● **Set exercise**: Retype the records below word for word and omit any image.

## Begin Material provided

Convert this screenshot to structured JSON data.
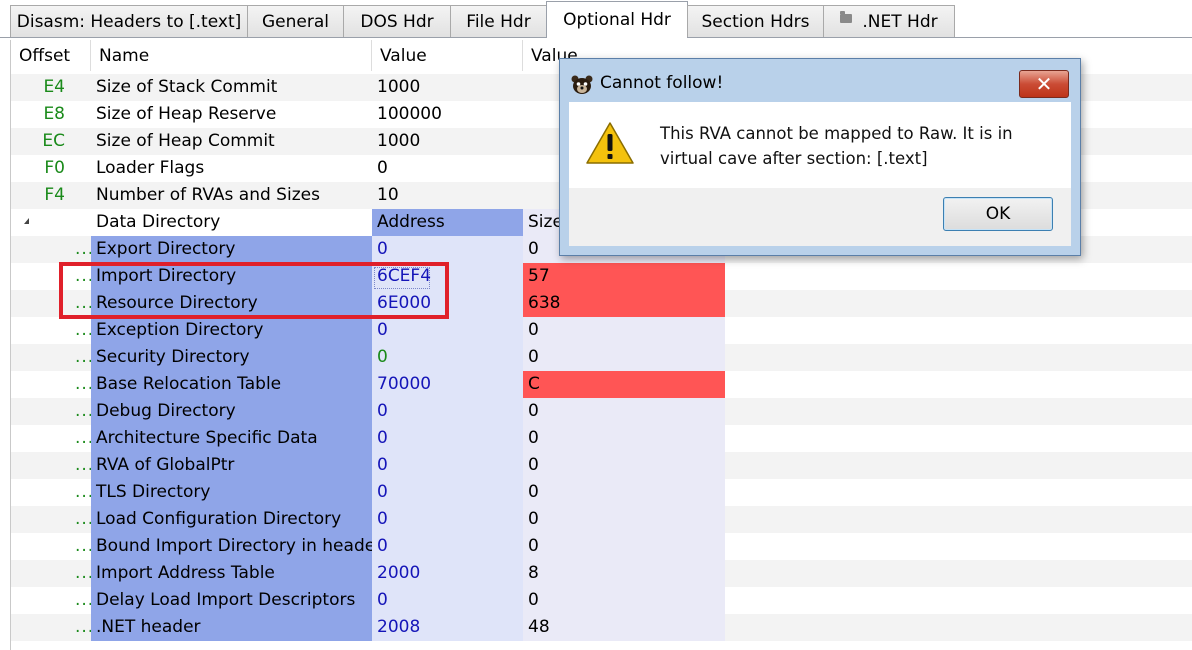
{
  "tabs": [
    {
      "label": "Disasm: Headers to [.text]",
      "active": false
    },
    {
      "label": "General",
      "active": false
    },
    {
      "label": "DOS Hdr",
      "active": false
    },
    {
      "label": "File Hdr",
      "active": false
    },
    {
      "label": "Optional Hdr",
      "active": true
    },
    {
      "label": "Section Hdrs",
      "active": false
    },
    {
      "label": ".NET Hdr",
      "active": false,
      "icon": "folder-icon"
    }
  ],
  "columns": {
    "offset": "Offset",
    "name": "Name",
    "value": "Value",
    "value2": "Value"
  },
  "header_rows": [
    {
      "offset": "E4",
      "name": "Size of Stack Commit",
      "value": "1000"
    },
    {
      "offset": "E8",
      "name": "Size of Heap Reserve",
      "value": "100000"
    },
    {
      "offset": "EC",
      "name": "Size of Heap Commit",
      "value": "1000"
    },
    {
      "offset": "F0",
      "name": "Loader Flags",
      "value": "0"
    },
    {
      "offset": "F4",
      "name": "Number of RVAs and Sizes",
      "value": "10"
    }
  ],
  "data_directory": {
    "label": "Data Directory",
    "address_header": "Address",
    "size_header": "Size",
    "expander": "▲",
    "prefix": "...",
    "entries": [
      {
        "name": "Export Directory",
        "address": "0",
        "size": "0",
        "size_flag": "normal",
        "addr_color": "blue"
      },
      {
        "name": "Import Directory",
        "address": "6CEF4",
        "size": "57",
        "size_flag": "red",
        "addr_color": "blue"
      },
      {
        "name": "Resource Directory",
        "address": "6E000",
        "size": "638",
        "size_flag": "red",
        "addr_color": "blue"
      },
      {
        "name": "Exception Directory",
        "address": "0",
        "size": "0",
        "size_flag": "normal",
        "addr_color": "blue"
      },
      {
        "name": "Security Directory",
        "address": "0",
        "size": "0",
        "size_flag": "normal",
        "addr_color": "green"
      },
      {
        "name": "Base Relocation Table",
        "address": "70000",
        "size": "C",
        "size_flag": "red",
        "addr_color": "blue"
      },
      {
        "name": "Debug Directory",
        "address": "0",
        "size": "0",
        "size_flag": "normal",
        "addr_color": "blue"
      },
      {
        "name": "Architecture Specific Data",
        "address": "0",
        "size": "0",
        "size_flag": "normal",
        "addr_color": "blue"
      },
      {
        "name": "RVA of GlobalPtr",
        "address": "0",
        "size": "0",
        "size_flag": "normal",
        "addr_color": "blue"
      },
      {
        "name": "TLS Directory",
        "address": "0",
        "size": "0",
        "size_flag": "normal",
        "addr_color": "blue"
      },
      {
        "name": "Load Configuration Directory",
        "address": "0",
        "size": "0",
        "size_flag": "normal",
        "addr_color": "blue"
      },
      {
        "name": "Bound Import Directory in headers",
        "address": "0",
        "size": "0",
        "size_flag": "normal",
        "addr_color": "blue"
      },
      {
        "name": "Import Address Table",
        "address": "2000",
        "size": "8",
        "size_flag": "normal",
        "addr_color": "blue"
      },
      {
        "name": "Delay Load Import Descriptors",
        "address": "0",
        "size": "0",
        "size_flag": "normal",
        "addr_color": "blue"
      },
      {
        "name": ".NET header",
        "address": "2008",
        "size": "48",
        "size_flag": "normal",
        "addr_color": "blue"
      }
    ]
  },
  "dialog": {
    "title": "Cannot follow!",
    "message": "This RVA cannot be mapped to Raw. It is in virtual cave after section: [.text]",
    "ok_label": "OK",
    "close_label": "✕",
    "title_icon": "bear-icon",
    "body_icon": "warning-icon"
  },
  "colors": {
    "selection_outline": "#e0202a",
    "name_highlight": "#8fa5e8",
    "size_error": "#ff5555",
    "offset_text": "#1a8a1a",
    "address_text": "#1515b8"
  }
}
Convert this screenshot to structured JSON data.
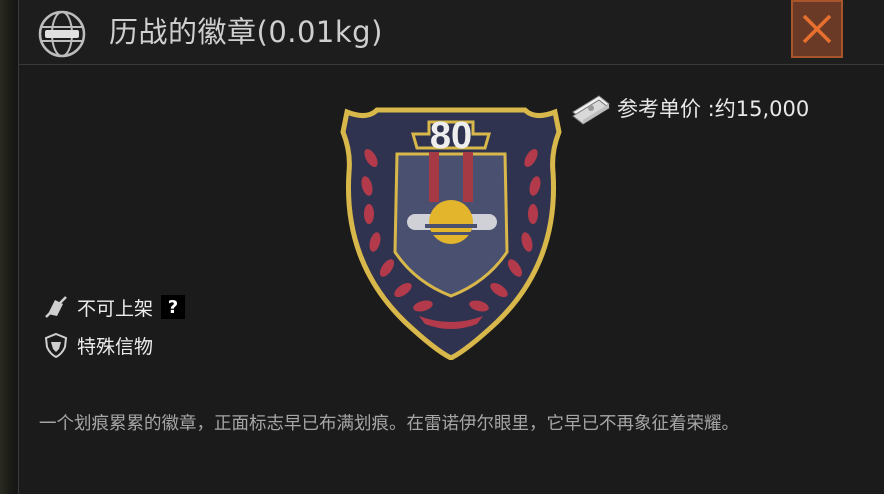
{
  "header": {
    "title": "历战的徽章(0.01kg)"
  },
  "price": {
    "label": "参考单价 :",
    "value": "约15,000"
  },
  "badge": {
    "number": "80"
  },
  "tags": [
    {
      "label": "不可上架",
      "icon": "no-listing-icon"
    },
    {
      "label": "特殊信物",
      "icon": "special-token-icon"
    }
  ],
  "help": {
    "label": "?"
  },
  "description": "一个划痕累累的徽章，正面标志早已布满划痕。在雷诺伊尔眼里，它早已不再象征着荣耀。",
  "colors": {
    "panel_bg": "#1b1b1b",
    "close_bg": "#6a3a26",
    "close_x": "#e8702f",
    "badge_gold": "#d8b84a",
    "badge_navy": "#2f3350",
    "laurel_red": "#b23a4a"
  }
}
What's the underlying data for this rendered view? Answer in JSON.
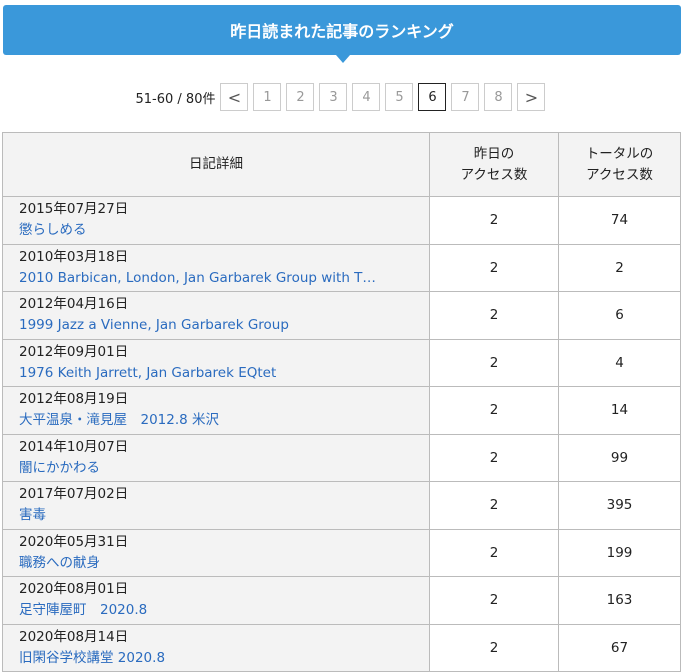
{
  "header": {
    "title": "昨日読まれた記事のランキング",
    "accent": "#3a98da"
  },
  "pagination": {
    "range": "51-60 / 80件",
    "prev": "<",
    "next": ">",
    "pages": [
      "1",
      "2",
      "3",
      "4",
      "5",
      "6",
      "7",
      "8"
    ],
    "current": "6"
  },
  "table": {
    "headers": {
      "detail": "日記詳細",
      "yesterday": "昨日の\nアクセス数",
      "total": "トータルの\nアクセス数"
    },
    "rows": [
      {
        "date": "2015年07月27日",
        "title": "懲らしめる",
        "yesterday": "2",
        "total": "74"
      },
      {
        "date": "2010年03月18日",
        "title": "2010 Barbican, London, Jan Garbarek Group with T…",
        "yesterday": "2",
        "total": "2"
      },
      {
        "date": "2012年04月16日",
        "title": "1999 Jazz a Vienne, Jan Garbarek Group",
        "yesterday": "2",
        "total": "6"
      },
      {
        "date": "2012年09月01日",
        "title": "1976 Keith Jarrett, Jan Garbarek EQtet",
        "yesterday": "2",
        "total": "4"
      },
      {
        "date": "2012年08月19日",
        "title": "大平温泉・滝見屋　2012.8 米沢",
        "yesterday": "2",
        "total": "14"
      },
      {
        "date": "2014年10月07日",
        "title": "闇にかかわる",
        "yesterday": "2",
        "total": "99"
      },
      {
        "date": "2017年07月02日",
        "title": "害毒",
        "yesterday": "2",
        "total": "395"
      },
      {
        "date": "2020年05月31日",
        "title": "職務への献身",
        "yesterday": "2",
        "total": "199"
      },
      {
        "date": "2020年08月01日",
        "title": "足守陣屋町　2020.8",
        "yesterday": "2",
        "total": "163"
      },
      {
        "date": "2020年08月14日",
        "title": "旧閑谷学校講堂 2020.8",
        "yesterday": "2",
        "total": "67"
      }
    ]
  }
}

## End Material provided

● **Solution**:
Convert this screenshot to structured JSON data.
{
  "tabs": [
    {
      "label": "Disasm: Headers to [.text]",
      "active": false
    },
    {
      "label": "General",
      "active": false
    },
    {
      "label": "DOS Hdr",
      "active": false
    },
    {
      "label": "File Hdr",
      "active": false
    },
    {
      "label": "Optional Hdr",
      "active": true
    },
    {
      "label": "Section Hdrs",
      "active": false
    },
    {
      "label": ".NET Hdr",
      "active": false,
      "icon": "folder-icon"
    }
  ],
  "columns": {
    "offset": "Offset",
    "name": "Name",
    "value": "Value",
    "value2": "Value"
  },
  "header_rows": [
    {
      "offset": "E4",
      "name": "Size of Stack Commit",
      "value": "1000"
    },
    {
      "offset": "E8",
      "name": "Size of Heap Reserve",
      "value": "100000"
    },
    {
      "offset": "EC",
      "name": "Size of Heap Commit",
      "value": "1000"
    },
    {
      "offset": "F0",
      "name": "Loader Flags",
      "value": "0"
    },
    {
      "offset": "F4",
      "name": "Number of RVAs and Sizes",
      "value": "10"
    }
  ],
  "data_directory": {
    "label": "Data Directory",
    "address_header": "Address",
    "size_header": "Size",
    "expander": "▲",
    "prefix": "...",
    "entries": [
      {
        "name": "Export Directory",
        "address": "0",
        "size": "0",
        "size_flag": "normal",
        "addr_color": "blue"
      },
      {
        "name": "Import Directory",
        "address": "6CEF4",
        "size": "57",
        "size_flag": "red",
        "addr_color": "blue"
      },
      {
        "name": "Resource Directory",
        "address": "6E000",
        "size": "638",
        "size_flag": "red",
        "addr_color": "blue"
      },
      {
        "name": "Exception Directory",
        "address": "0",
        "size": "0",
        "size_flag": "normal",
        "addr_color": "blue"
      },
      {
        "name": "Security Directory",
        "address": "0",
        "size": "0",
        "size_flag": "normal",
        "addr_color": "green"
      },
      {
        "name": "Base Relocation Table",
        "address": "70000",
        "size": "C",
        "size_flag": "red",
        "addr_color": "blue"
      },
      {
        "name": "Debug Directory",
        "address": "0",
        "size": "0",
        "size_flag": "normal",
        "addr_color": "blue"
      },
      {
        "name": "Architecture Specific Data",
        "address": "0",
        "size": "0",
        "size_flag": "normal",
        "addr_color": "blue"
      },
      {
        "name": "RVA of GlobalPtr",
        "address": "0",
        "size": "0",
        "size_flag": "normal",
        "addr_color": "blue"
      },
      {
        "name": "TLS Directory",
        "address": "0",
        "size": "0",
        "size_flag": "normal",
        "addr_color": "blue"
      },
      {
        "name": "Load Configuration Directory",
        "address": "0",
        "size": "0",
        "size_flag": "normal",
        "addr_color": "blue"
      },
      {
        "name": "Bound Import Directory in headers",
        "address": "0",
        "size": "0",
        "size_flag": "normal",
        "addr_color": "blue"
      },
      {
        "name": "Import Address Table",
        "address": "2000",
        "size": "8",
        "size_flag": "normal",
        "addr_color": "blue"
      },
      {
        "name": "Delay Load Import Descriptors",
        "address": "0",
        "size": "0",
        "size_flag": "normal",
        "addr_color": "blue"
      },
      {
        "name": ".NET header",
        "address": "2008",
        "size": "48",
        "size_flag": "normal",
        "addr_color": "blue"
      }
    ]
  },
  "dialog": {
    "title": "Cannot follow!",
    "message": "This RVA cannot be mapped to Raw. It is in virtual cave after section: [.text]",
    "ok_label": "OK",
    "close_label": "✕",
    "title_icon": "bear-icon",
    "body_icon": "warning-icon"
  },
  "colors": {
    "selection_outline": "#e0202a",
    "name_highlight": "#8fa5e8",
    "size_error": "#ff5555",
    "offset_text": "#1a8a1a",
    "address_text": "#1515b8"
  }
}
Convert this screenshot to structured JSON data.
{
  "header": {
    "title": "历战的徽章(0.01kg)"
  },
  "price": {
    "label": "参考单价 :",
    "value": "约15,000"
  },
  "badge": {
    "number": "80"
  },
  "tags": [
    {
      "label": "不可上架",
      "icon": "no-listing-icon"
    },
    {
      "label": "特殊信物",
      "icon": "special-token-icon"
    }
  ],
  "help": {
    "label": "?"
  },
  "description": "一个划痕累累的徽章，正面标志早已布满划痕。在雷诺伊尔眼里，它早已不再象征着荣耀。",
  "colors": {
    "panel_bg": "#1b1b1b",
    "close_bg": "#6a3a26",
    "close_x": "#e8702f",
    "badge_gold": "#d8b84a",
    "badge_navy": "#2f3350",
    "laurel_red": "#b23a4a"
  }
}
What's the underlying data for this rendered view? Answer in JSON.
{
  "header": {
    "title": "昨日読まれた記事のランキング",
    "accent": "#3a98da"
  },
  "pagination": {
    "range": "51-60 / 80件",
    "prev": "<",
    "next": ">",
    "pages": [
      "1",
      "2",
      "3",
      "4",
      "5",
      "6",
      "7",
      "8"
    ],
    "current": "6"
  },
  "table": {
    "headers": {
      "detail": "日記詳細",
      "yesterday": "昨日の\nアクセス数",
      "total": "トータルの\nアクセス数"
    },
    "rows": [
      {
        "date": "2015年07月27日",
        "title": "懲らしめる",
        "yesterday": "2",
        "total": "74"
      },
      {
        "date": "2010年03月18日",
        "title": "2010 Barbican, London, Jan Garbarek Group with T…",
        "yesterday": "2",
        "total": "2"
      },
      {
        "date": "2012年04月16日",
        "title": "1999 Jazz a Vienne, Jan Garbarek Group",
        "yesterday": "2",
        "total": "6"
      },
      {
        "date": "2012年09月01日",
        "title": "1976 Keith Jarrett, Jan Garbarek EQtet",
        "yesterday": "2",
        "total": "4"
      },
      {
        "date": "2012年08月19日",
        "title": "大平温泉・滝見屋　2012.8 米沢",
        "yesterday": "2",
        "total": "14"
      },
      {
        "date": "2014年10月07日",
        "title": "闇にかかわる",
        "yesterday": "2",
        "total": "99"
      },
      {
        "date": "2017年07月02日",
        "title": "害毒",
        "yesterday": "2",
        "total": "395"
      },
      {
        "date": "2020年05月31日",
        "title": "職務への献身",
        "yesterday": "2",
        "total": "199"
      },
      {
        "date": "2020年08月01日",
        "title": "足守陣屋町　2020.8",
        "yesterday": "2",
        "total": "163"
      },
      {
        "date": "2020年08月14日",
        "title": "旧閑谷学校講堂 2020.8",
        "yesterday": "2",
        "total": "67"
      }
    ]
  }
}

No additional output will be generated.